▶ [Exercise inputs]:
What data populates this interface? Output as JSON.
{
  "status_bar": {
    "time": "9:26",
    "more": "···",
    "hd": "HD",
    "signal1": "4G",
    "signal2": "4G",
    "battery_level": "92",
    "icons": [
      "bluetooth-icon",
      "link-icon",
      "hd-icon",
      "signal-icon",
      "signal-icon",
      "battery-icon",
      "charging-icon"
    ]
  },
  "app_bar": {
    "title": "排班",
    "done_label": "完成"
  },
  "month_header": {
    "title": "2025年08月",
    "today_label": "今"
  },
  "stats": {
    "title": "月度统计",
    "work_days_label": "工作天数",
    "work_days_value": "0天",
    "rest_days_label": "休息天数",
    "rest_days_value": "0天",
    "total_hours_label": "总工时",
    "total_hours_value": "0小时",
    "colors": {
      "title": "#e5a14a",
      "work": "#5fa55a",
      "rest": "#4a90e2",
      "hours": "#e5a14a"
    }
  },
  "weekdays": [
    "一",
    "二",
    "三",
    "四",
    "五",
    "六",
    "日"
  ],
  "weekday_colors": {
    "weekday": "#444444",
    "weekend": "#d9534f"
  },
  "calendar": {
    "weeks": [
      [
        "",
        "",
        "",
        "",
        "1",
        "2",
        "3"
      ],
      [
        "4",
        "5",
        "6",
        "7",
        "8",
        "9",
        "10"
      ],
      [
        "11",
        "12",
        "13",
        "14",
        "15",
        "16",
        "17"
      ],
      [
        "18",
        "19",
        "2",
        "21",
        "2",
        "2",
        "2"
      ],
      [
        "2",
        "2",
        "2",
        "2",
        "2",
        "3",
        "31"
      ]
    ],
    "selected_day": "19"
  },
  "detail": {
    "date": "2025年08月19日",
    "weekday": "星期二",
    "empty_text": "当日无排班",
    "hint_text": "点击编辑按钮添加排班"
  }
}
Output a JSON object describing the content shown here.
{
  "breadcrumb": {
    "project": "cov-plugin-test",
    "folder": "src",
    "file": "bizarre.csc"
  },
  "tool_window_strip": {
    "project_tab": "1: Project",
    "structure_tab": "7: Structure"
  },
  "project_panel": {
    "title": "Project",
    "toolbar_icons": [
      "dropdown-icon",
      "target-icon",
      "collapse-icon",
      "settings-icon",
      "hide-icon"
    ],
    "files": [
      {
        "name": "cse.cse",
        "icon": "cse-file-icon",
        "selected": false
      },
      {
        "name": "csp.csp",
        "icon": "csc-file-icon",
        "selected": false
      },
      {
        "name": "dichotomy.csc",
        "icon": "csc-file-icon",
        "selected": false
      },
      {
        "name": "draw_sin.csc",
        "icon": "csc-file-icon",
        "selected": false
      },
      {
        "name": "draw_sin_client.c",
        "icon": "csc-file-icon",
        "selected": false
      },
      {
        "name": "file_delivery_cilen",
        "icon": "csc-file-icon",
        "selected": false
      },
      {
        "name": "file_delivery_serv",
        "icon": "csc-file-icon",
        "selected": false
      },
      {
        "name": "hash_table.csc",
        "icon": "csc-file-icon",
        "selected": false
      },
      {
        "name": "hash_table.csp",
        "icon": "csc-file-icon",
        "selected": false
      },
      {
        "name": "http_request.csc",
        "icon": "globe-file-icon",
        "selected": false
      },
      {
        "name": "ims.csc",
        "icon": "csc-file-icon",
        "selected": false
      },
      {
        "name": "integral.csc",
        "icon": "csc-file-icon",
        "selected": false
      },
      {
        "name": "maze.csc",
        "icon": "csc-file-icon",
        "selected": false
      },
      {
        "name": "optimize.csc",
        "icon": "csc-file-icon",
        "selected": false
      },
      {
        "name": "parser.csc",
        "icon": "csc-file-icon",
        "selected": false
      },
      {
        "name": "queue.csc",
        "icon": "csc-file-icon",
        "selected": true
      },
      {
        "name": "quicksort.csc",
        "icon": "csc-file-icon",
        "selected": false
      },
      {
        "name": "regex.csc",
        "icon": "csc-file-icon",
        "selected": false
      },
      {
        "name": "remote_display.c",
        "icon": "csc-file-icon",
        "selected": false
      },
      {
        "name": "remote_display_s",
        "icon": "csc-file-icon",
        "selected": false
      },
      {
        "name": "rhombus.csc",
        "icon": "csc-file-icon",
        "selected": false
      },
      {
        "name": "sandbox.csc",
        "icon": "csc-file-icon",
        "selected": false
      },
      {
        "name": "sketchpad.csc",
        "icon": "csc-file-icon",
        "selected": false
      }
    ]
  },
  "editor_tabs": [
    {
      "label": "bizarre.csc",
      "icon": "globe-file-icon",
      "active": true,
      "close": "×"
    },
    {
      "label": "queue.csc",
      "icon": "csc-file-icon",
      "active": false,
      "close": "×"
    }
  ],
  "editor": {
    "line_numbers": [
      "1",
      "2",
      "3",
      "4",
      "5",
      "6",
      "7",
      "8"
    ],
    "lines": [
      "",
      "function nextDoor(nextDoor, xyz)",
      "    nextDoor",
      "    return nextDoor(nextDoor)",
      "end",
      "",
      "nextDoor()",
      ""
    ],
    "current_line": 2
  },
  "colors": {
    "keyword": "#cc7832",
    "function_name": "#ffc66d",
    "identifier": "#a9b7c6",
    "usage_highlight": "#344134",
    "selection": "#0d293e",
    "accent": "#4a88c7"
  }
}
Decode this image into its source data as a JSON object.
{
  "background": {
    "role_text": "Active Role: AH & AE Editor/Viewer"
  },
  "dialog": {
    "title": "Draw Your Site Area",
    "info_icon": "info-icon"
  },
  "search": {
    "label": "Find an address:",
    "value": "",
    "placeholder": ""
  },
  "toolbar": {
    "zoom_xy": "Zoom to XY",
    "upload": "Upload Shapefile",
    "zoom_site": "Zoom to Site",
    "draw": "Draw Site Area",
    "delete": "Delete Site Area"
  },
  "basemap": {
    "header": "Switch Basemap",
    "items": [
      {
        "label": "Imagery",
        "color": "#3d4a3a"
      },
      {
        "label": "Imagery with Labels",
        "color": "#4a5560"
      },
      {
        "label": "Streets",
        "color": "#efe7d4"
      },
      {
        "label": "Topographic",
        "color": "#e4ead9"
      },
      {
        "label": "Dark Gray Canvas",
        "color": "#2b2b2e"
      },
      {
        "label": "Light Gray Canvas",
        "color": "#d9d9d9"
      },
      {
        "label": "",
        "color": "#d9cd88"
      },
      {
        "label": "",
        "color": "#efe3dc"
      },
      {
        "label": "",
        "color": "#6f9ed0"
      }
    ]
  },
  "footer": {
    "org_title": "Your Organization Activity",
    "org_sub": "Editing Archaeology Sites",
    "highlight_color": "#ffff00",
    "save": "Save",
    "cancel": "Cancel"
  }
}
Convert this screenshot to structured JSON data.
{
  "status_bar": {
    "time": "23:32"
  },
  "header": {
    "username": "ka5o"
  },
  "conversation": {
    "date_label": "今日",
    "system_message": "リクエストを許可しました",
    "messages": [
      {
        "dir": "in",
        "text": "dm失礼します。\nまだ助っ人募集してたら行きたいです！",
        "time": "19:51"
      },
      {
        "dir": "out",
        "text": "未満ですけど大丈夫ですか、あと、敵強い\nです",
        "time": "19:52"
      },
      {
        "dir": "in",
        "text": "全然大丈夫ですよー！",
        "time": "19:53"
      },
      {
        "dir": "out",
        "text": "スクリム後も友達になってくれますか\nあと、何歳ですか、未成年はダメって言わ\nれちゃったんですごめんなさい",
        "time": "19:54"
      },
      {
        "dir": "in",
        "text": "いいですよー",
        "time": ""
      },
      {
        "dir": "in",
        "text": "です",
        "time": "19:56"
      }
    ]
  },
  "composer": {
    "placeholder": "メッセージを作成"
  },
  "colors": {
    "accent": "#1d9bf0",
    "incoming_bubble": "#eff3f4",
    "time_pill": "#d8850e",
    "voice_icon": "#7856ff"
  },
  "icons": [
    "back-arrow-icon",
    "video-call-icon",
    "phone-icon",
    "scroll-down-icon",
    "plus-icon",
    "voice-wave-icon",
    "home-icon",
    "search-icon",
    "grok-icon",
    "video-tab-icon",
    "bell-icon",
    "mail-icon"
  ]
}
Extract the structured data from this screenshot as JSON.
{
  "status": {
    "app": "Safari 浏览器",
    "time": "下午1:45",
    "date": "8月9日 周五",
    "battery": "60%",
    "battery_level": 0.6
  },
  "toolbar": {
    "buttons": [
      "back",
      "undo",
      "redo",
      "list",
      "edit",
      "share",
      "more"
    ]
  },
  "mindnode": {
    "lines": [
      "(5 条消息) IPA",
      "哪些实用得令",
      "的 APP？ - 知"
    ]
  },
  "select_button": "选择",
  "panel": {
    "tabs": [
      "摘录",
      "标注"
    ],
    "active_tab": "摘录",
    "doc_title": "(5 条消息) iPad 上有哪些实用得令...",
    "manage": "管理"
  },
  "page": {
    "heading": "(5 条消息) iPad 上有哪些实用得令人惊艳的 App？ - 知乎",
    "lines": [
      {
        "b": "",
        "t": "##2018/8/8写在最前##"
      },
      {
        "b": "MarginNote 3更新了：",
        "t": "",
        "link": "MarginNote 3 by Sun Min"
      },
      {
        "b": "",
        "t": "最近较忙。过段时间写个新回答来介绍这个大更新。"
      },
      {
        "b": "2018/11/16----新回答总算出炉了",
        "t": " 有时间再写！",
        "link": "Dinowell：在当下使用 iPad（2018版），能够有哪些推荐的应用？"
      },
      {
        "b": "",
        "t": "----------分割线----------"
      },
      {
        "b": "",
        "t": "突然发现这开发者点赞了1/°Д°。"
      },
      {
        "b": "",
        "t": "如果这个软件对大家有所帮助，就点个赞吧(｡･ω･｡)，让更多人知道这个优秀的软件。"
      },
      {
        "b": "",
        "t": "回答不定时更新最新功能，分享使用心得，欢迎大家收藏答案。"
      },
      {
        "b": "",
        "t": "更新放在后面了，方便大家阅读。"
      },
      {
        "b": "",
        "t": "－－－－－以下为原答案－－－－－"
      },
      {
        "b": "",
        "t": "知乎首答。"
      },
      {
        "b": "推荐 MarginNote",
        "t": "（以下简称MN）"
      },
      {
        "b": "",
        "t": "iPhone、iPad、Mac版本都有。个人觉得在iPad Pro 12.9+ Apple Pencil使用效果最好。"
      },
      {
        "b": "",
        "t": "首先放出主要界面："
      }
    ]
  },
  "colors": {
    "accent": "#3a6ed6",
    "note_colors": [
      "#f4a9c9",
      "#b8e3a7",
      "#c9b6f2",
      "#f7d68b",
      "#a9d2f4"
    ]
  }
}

▶ [Task details]:
Copy out every line holding the string "structured".

▶ [Finished task]:
Convert this screenshot to structured JSON data.
Extract the structured data from this screenshot as JSON.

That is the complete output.